# [PROBLEM TO WORK ON]
Update the data below by replacing "bounding box" with "enclosing box" and leaving everything else unchanged.

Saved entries
-- begin --
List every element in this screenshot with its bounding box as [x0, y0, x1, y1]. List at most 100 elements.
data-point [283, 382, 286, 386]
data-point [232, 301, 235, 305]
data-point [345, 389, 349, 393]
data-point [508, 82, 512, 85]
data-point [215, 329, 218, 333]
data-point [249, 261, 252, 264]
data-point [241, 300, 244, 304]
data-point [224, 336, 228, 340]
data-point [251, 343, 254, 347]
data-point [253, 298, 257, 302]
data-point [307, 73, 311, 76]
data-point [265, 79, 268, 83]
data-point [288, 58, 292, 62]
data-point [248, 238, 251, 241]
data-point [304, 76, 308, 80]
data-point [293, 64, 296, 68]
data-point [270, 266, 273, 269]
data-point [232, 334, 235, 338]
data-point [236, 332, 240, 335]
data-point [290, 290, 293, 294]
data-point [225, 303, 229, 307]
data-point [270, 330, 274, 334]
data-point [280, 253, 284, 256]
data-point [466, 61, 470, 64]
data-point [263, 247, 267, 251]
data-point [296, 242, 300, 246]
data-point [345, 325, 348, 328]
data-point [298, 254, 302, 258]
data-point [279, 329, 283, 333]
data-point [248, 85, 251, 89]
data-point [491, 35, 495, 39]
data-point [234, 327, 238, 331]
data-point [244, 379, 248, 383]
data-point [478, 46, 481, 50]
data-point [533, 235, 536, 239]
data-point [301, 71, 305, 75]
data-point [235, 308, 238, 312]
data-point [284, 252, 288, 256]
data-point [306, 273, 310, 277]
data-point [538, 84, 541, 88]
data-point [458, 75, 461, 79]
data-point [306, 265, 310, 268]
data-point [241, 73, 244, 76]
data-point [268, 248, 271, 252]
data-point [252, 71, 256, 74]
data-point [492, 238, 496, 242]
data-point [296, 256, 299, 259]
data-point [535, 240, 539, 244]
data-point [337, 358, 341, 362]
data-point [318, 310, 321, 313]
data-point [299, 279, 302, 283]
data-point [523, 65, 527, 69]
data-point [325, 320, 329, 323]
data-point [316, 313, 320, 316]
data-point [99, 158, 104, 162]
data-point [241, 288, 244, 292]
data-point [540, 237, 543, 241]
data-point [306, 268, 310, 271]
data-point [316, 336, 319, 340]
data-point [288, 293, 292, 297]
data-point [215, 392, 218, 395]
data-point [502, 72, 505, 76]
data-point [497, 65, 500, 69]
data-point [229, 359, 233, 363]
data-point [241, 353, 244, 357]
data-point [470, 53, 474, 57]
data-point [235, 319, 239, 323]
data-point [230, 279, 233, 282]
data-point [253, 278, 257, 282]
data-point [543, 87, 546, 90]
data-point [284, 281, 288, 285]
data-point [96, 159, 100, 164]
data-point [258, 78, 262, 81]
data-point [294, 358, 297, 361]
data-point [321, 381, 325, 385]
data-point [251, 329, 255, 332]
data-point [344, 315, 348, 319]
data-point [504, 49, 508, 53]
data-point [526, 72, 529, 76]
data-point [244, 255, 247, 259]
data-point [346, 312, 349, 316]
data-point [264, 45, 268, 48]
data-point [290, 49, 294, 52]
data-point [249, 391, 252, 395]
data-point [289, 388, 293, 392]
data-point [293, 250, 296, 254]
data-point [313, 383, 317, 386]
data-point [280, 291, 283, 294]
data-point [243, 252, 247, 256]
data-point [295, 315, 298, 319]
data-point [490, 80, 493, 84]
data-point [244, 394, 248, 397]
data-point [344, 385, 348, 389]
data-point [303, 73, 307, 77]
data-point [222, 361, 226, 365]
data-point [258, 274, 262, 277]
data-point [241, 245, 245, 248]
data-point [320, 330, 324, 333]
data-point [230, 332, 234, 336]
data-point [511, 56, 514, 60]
-- end --
# [ANSWER TO THIS PROBLEM]
List every element in this screenshot with its enclosing box as [x0, y0, x1, y1]. List at most 100 elements.
data-point [283, 382, 286, 386]
data-point [232, 301, 235, 305]
data-point [345, 389, 349, 393]
data-point [508, 82, 512, 85]
data-point [215, 329, 218, 333]
data-point [249, 261, 252, 264]
data-point [241, 300, 244, 304]
data-point [224, 336, 228, 340]
data-point [251, 343, 254, 347]
data-point [253, 298, 257, 302]
data-point [307, 73, 311, 76]
data-point [265, 79, 268, 83]
data-point [288, 58, 292, 62]
data-point [248, 238, 251, 241]
data-point [304, 76, 308, 80]
data-point [293, 64, 296, 68]
data-point [270, 266, 273, 269]
data-point [232, 334, 235, 338]
data-point [236, 332, 240, 335]
data-point [290, 290, 293, 294]
data-point [225, 303, 229, 307]
data-point [270, 330, 274, 334]
data-point [280, 253, 284, 256]
data-point [466, 61, 470, 64]
data-point [263, 247, 267, 251]
data-point [296, 242, 300, 246]
data-point [345, 325, 348, 328]
data-point [298, 254, 302, 258]
data-point [279, 329, 283, 333]
data-point [248, 85, 251, 89]
data-point [491, 35, 495, 39]
data-point [234, 327, 238, 331]
data-point [244, 379, 248, 383]
data-point [478, 46, 481, 50]
data-point [533, 235, 536, 239]
data-point [301, 71, 305, 75]
data-point [235, 308, 238, 312]
data-point [284, 252, 288, 256]
data-point [306, 273, 310, 277]
data-point [538, 84, 541, 88]
data-point [458, 75, 461, 79]
data-point [306, 265, 310, 268]
data-point [241, 73, 244, 76]
data-point [268, 248, 271, 252]
data-point [252, 71, 256, 74]
data-point [492, 238, 496, 242]
data-point [296, 256, 299, 259]
data-point [535, 240, 539, 244]
data-point [337, 358, 341, 362]
data-point [318, 310, 321, 313]
data-point [299, 279, 302, 283]
data-point [523, 65, 527, 69]
data-point [325, 320, 329, 323]
data-point [316, 313, 320, 316]
data-point [99, 158, 104, 162]
data-point [241, 288, 244, 292]
data-point [540, 237, 543, 241]
data-point [306, 268, 310, 271]
data-point [316, 336, 319, 340]
data-point [288, 293, 292, 297]
data-point [215, 392, 218, 395]
data-point [502, 72, 505, 76]
data-point [497, 65, 500, 69]
data-point [229, 359, 233, 363]
data-point [241, 353, 244, 357]
data-point [470, 53, 474, 57]
data-point [235, 319, 239, 323]
data-point [230, 279, 233, 282]
data-point [253, 278, 257, 282]
data-point [543, 87, 546, 90]
data-point [284, 281, 288, 285]
data-point [96, 159, 100, 164]
data-point [258, 78, 262, 81]
data-point [294, 358, 297, 361]
data-point [321, 381, 325, 385]
data-point [251, 329, 255, 332]
data-point [344, 315, 348, 319]
data-point [504, 49, 508, 53]
data-point [526, 72, 529, 76]
data-point [244, 255, 247, 259]
data-point [346, 312, 349, 316]
data-point [264, 45, 268, 48]
data-point [290, 49, 294, 52]
data-point [249, 391, 252, 395]
data-point [289, 388, 293, 392]
data-point [293, 250, 296, 254]
data-point [313, 383, 317, 386]
data-point [280, 291, 283, 294]
data-point [243, 252, 247, 256]
data-point [295, 315, 298, 319]
data-point [490, 80, 493, 84]
data-point [244, 394, 248, 397]
data-point [344, 385, 348, 389]
data-point [303, 73, 307, 77]
data-point [222, 361, 226, 365]
data-point [258, 274, 262, 277]
data-point [241, 245, 245, 248]
data-point [320, 330, 324, 333]
data-point [230, 332, 234, 336]
data-point [511, 56, 514, 60]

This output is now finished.